TASK DETAILS:
Identify each line in the records below that contains the word "water", and copy it.

Entries from a dataset:
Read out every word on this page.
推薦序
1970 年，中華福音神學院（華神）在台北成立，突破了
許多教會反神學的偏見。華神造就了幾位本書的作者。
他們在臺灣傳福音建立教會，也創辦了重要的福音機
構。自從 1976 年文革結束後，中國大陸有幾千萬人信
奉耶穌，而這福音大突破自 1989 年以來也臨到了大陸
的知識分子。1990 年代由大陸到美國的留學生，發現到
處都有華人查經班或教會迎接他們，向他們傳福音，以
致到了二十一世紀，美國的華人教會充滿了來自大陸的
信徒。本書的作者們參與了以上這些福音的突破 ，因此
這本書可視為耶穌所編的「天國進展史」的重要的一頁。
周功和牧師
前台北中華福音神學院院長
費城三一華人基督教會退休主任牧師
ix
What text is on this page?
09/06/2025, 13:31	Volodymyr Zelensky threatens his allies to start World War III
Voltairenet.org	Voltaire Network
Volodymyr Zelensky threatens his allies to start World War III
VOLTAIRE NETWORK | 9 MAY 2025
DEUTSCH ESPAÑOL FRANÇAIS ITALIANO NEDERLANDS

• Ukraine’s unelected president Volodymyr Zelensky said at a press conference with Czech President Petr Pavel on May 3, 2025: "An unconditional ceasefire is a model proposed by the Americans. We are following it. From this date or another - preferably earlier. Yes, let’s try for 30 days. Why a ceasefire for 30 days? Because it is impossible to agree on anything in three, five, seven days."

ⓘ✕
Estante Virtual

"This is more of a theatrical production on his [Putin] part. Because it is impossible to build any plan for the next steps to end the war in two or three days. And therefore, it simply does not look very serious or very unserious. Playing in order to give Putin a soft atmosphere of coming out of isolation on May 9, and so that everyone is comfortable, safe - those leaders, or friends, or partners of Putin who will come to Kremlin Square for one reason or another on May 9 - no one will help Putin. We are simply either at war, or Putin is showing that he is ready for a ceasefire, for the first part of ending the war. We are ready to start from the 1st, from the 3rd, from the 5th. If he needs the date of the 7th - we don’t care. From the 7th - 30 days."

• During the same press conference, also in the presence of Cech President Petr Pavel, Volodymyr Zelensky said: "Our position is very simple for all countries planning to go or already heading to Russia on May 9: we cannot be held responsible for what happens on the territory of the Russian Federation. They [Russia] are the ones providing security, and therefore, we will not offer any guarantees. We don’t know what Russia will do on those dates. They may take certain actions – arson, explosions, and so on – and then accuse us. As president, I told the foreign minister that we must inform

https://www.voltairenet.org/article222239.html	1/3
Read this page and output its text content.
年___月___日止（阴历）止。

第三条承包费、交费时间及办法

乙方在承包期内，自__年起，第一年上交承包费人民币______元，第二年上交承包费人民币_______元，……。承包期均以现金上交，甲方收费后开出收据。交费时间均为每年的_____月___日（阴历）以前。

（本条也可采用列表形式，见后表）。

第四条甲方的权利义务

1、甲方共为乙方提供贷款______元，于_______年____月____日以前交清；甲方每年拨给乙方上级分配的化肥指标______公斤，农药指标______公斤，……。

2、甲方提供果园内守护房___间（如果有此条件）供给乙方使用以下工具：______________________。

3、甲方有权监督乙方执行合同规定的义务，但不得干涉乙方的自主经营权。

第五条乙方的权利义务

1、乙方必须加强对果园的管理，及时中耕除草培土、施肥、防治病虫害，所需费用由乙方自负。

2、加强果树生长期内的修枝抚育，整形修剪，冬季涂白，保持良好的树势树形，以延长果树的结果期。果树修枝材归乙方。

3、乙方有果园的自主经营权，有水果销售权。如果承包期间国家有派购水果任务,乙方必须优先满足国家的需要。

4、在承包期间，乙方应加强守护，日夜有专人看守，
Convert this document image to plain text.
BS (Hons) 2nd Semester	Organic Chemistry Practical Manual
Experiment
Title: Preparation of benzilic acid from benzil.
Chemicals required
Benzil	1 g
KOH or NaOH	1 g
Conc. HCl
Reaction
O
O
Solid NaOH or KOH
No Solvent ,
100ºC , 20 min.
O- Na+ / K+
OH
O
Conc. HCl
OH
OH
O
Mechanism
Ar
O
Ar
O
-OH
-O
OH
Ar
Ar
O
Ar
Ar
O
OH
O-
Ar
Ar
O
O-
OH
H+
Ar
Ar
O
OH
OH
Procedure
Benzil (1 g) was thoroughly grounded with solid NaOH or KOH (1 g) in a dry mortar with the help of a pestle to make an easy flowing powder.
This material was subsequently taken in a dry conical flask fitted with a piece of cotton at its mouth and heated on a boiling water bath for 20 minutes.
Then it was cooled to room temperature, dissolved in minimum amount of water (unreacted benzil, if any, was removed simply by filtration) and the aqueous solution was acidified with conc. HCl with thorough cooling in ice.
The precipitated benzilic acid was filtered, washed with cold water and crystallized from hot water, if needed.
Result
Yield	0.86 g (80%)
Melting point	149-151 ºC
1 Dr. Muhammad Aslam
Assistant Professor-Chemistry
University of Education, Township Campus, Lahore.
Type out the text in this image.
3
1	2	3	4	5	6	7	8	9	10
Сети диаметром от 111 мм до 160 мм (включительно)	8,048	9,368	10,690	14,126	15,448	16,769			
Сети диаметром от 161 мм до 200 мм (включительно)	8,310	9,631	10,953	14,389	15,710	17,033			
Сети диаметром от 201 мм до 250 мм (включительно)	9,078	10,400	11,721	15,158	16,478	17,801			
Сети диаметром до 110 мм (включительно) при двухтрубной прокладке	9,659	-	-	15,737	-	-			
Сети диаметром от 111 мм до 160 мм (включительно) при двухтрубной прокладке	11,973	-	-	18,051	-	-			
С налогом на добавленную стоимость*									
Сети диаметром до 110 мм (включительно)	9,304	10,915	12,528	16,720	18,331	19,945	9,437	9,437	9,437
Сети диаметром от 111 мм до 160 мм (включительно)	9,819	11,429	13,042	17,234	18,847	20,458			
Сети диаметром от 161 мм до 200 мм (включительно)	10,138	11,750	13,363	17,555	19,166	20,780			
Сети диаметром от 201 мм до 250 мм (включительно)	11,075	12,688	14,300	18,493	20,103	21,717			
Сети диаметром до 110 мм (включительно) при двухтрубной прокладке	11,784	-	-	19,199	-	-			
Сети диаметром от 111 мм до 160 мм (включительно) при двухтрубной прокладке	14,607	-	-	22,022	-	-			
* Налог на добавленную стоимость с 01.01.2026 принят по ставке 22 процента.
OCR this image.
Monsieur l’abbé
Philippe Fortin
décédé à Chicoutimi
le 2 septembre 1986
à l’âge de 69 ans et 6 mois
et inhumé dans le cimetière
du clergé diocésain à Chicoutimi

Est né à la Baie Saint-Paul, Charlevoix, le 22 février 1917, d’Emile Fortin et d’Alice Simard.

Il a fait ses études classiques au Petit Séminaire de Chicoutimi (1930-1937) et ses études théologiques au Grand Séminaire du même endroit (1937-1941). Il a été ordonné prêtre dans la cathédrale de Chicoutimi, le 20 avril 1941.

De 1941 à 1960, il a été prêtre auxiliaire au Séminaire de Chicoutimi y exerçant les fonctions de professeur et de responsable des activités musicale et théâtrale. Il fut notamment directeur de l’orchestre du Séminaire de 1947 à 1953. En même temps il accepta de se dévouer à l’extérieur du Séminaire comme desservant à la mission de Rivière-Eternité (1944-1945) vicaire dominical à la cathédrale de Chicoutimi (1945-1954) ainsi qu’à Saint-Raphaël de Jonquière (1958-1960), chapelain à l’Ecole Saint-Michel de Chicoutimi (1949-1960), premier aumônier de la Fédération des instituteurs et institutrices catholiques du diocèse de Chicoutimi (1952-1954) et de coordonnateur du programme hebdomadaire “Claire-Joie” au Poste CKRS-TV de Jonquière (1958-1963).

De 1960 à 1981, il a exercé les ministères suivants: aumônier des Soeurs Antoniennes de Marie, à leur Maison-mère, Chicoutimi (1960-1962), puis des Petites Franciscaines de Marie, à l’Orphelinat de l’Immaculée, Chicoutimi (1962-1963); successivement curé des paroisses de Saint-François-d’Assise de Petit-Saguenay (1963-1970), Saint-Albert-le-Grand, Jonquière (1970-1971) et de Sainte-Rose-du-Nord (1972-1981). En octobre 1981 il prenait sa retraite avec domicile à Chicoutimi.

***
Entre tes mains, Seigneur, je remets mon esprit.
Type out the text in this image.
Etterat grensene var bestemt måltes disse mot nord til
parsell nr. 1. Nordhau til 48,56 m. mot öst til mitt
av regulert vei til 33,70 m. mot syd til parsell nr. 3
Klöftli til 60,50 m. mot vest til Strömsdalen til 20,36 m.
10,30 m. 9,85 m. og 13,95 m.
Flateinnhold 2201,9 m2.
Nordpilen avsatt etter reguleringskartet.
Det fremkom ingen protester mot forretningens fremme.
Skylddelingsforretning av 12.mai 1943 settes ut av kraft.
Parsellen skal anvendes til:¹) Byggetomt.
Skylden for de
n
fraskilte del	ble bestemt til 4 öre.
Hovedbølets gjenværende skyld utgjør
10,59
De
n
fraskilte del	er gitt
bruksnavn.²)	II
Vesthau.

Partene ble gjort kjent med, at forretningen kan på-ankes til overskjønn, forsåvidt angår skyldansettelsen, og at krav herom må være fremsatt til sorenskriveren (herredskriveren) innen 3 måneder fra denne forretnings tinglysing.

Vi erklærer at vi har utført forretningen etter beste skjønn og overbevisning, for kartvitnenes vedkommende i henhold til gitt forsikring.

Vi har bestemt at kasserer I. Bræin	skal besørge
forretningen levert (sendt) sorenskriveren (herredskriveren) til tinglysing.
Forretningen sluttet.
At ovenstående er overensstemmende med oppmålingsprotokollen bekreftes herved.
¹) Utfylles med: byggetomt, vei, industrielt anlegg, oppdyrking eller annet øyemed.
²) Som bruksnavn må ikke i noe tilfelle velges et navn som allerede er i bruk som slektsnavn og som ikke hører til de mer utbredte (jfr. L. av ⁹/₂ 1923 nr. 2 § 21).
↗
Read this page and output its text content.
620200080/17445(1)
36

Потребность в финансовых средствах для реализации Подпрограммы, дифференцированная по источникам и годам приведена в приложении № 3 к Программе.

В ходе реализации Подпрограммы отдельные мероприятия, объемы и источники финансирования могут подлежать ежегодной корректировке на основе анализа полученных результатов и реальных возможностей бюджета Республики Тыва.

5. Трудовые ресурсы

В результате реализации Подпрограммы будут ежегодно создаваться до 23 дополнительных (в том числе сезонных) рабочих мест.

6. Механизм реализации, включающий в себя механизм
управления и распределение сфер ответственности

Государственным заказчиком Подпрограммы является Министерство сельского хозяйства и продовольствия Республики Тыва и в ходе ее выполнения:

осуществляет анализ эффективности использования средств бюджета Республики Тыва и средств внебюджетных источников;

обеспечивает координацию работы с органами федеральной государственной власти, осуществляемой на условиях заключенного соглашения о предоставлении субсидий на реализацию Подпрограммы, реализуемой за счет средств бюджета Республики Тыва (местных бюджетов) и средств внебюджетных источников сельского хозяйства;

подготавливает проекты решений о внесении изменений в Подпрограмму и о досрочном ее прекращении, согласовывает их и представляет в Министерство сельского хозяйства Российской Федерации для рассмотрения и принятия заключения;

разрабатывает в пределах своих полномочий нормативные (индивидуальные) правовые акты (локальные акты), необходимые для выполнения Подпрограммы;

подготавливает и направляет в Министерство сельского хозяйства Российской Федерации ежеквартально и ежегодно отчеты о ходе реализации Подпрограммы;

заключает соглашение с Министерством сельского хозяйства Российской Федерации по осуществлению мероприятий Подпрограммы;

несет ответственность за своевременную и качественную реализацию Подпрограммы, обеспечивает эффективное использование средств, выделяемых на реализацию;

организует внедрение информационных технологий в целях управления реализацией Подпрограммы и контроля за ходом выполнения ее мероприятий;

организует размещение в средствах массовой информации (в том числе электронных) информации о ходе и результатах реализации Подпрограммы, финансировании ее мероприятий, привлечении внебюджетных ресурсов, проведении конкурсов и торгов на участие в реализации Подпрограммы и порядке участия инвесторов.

CORRECT RESPONSE:
This material was subsequently taken in a dry conical flask fitted with a piece of cotton at its mouth and heated on a boiling water bath for 20 minutes.
Then it was cooled to room temperature, dissolved in minimum amount of water (unreacted benzil, if any, was removed simply by filtration) and the aqueous solution was acidified with conc. HCl with thorough cooling in ice.
The precipitated benzilic acid was filtered, washed with cold water and crystallized from hot water, if needed.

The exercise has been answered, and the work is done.